* begin Task material *

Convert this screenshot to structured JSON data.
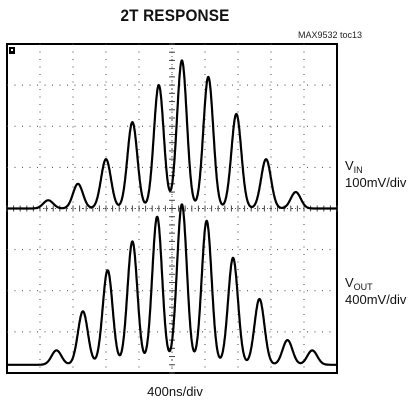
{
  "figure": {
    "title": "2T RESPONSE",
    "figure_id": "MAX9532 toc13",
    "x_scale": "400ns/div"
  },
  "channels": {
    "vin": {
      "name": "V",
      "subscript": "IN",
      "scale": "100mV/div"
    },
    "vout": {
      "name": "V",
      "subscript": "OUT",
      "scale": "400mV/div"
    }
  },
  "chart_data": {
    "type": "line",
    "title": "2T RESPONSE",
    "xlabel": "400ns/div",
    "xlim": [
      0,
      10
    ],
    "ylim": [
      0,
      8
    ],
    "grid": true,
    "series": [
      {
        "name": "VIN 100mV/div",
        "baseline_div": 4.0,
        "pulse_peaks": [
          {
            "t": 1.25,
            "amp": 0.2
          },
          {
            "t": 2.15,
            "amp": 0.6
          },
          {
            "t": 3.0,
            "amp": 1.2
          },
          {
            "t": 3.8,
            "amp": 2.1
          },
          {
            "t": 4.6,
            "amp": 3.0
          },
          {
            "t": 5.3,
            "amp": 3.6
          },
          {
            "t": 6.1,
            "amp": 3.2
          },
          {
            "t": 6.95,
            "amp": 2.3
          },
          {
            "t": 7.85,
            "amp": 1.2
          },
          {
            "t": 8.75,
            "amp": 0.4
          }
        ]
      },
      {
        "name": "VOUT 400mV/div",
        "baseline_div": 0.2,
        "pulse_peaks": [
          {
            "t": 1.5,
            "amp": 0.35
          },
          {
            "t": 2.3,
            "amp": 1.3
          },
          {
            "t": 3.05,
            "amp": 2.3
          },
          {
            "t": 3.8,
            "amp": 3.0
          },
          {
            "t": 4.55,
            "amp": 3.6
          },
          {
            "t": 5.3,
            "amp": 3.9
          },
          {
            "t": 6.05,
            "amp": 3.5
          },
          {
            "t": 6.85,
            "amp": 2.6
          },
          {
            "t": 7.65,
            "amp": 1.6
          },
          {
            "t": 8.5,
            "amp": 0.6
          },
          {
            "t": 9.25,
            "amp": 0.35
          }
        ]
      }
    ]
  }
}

* end Task material *
* begin Task material *

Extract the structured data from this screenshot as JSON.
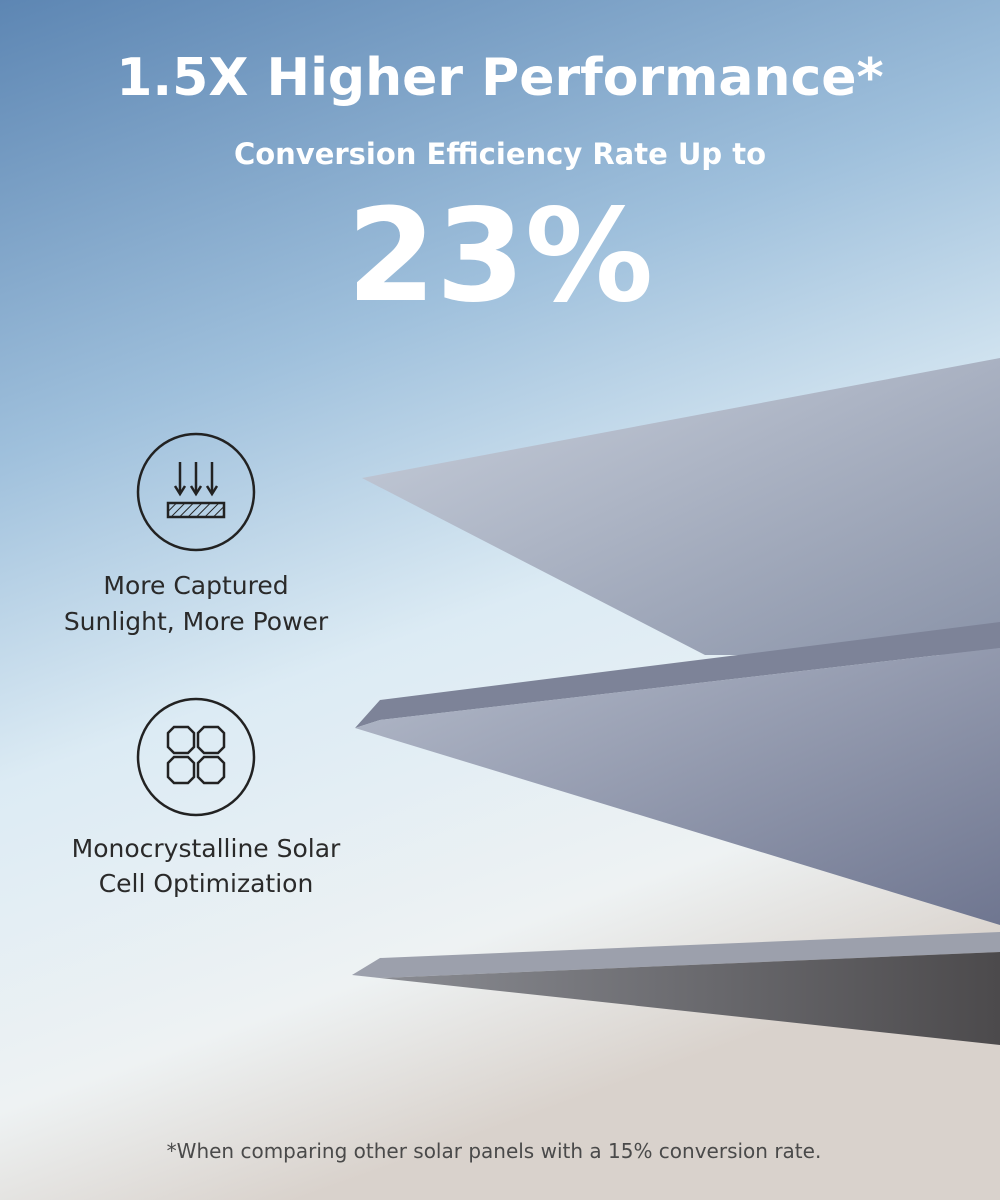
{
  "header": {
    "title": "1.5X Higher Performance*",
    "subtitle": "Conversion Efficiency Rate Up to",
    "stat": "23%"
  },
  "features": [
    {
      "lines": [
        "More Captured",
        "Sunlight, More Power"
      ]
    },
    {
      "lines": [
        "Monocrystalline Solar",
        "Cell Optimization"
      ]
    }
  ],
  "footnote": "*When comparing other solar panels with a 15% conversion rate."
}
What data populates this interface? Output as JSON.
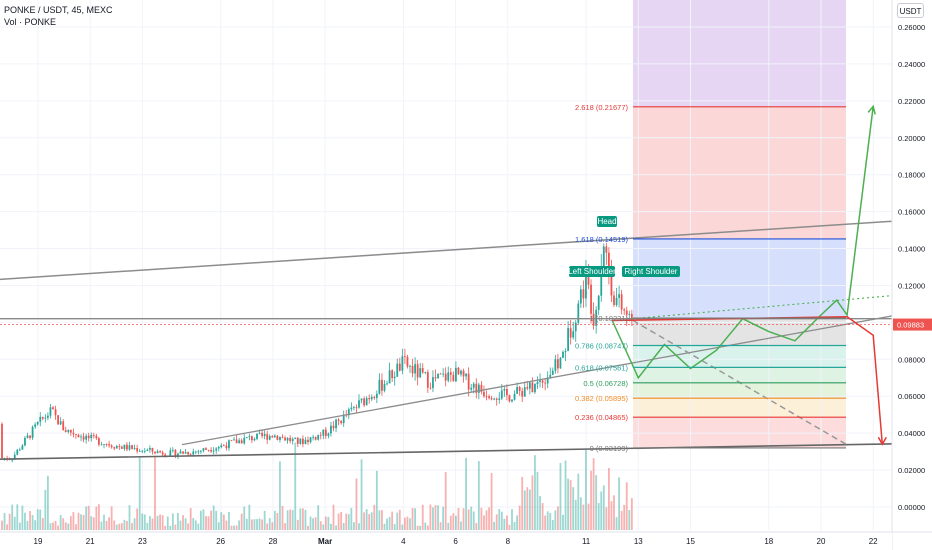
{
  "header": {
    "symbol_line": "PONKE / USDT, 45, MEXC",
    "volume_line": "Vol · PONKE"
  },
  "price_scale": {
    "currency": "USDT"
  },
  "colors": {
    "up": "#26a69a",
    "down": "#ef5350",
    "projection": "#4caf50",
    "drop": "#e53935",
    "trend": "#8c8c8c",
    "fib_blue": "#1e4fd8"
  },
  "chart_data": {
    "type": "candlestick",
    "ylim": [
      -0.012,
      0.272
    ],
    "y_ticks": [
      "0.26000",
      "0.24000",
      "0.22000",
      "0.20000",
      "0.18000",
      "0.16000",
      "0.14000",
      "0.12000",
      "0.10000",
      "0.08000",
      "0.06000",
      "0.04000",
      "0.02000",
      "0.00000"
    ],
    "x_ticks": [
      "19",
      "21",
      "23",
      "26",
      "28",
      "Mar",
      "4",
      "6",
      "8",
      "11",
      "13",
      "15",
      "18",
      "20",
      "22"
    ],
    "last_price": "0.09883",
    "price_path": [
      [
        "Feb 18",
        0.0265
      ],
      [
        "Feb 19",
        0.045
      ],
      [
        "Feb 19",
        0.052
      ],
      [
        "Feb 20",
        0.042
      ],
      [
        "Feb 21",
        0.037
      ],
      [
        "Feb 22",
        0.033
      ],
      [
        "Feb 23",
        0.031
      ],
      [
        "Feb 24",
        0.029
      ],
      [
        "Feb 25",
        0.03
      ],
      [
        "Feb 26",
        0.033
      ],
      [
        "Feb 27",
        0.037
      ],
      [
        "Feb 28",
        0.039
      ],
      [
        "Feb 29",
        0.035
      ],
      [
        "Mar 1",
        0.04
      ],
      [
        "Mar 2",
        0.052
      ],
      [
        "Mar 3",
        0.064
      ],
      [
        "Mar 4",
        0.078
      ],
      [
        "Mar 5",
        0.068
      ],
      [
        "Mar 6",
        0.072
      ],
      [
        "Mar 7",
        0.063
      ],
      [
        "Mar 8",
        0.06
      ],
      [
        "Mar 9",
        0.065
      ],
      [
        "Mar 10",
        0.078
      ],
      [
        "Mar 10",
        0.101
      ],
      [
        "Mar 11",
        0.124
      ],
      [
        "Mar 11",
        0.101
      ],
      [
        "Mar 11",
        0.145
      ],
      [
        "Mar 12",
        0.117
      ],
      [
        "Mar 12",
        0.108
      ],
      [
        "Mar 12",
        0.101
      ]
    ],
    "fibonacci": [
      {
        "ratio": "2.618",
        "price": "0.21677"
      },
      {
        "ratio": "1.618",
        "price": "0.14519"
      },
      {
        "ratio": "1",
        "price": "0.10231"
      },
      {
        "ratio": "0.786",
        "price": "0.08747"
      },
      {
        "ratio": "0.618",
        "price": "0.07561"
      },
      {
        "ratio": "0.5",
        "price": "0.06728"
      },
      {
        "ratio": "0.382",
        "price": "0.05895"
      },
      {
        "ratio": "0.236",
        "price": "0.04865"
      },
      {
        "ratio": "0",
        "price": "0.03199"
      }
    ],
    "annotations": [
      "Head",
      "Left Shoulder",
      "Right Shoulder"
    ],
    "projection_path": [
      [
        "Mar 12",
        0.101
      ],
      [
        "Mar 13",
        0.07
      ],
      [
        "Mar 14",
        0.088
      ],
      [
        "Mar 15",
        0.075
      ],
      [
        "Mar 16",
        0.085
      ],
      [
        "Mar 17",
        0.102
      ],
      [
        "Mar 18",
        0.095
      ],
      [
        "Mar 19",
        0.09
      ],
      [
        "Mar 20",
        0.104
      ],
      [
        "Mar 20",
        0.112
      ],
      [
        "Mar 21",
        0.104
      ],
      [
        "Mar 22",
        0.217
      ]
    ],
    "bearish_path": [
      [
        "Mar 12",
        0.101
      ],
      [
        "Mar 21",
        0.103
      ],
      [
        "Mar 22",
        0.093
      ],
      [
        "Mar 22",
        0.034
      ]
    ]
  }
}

* end Task material *

## Request
List all lines holding the string "structured".

## Response for this exercise
Convert this screenshot to structured JSON data.
Extract the structured data from this screenshot as JSON.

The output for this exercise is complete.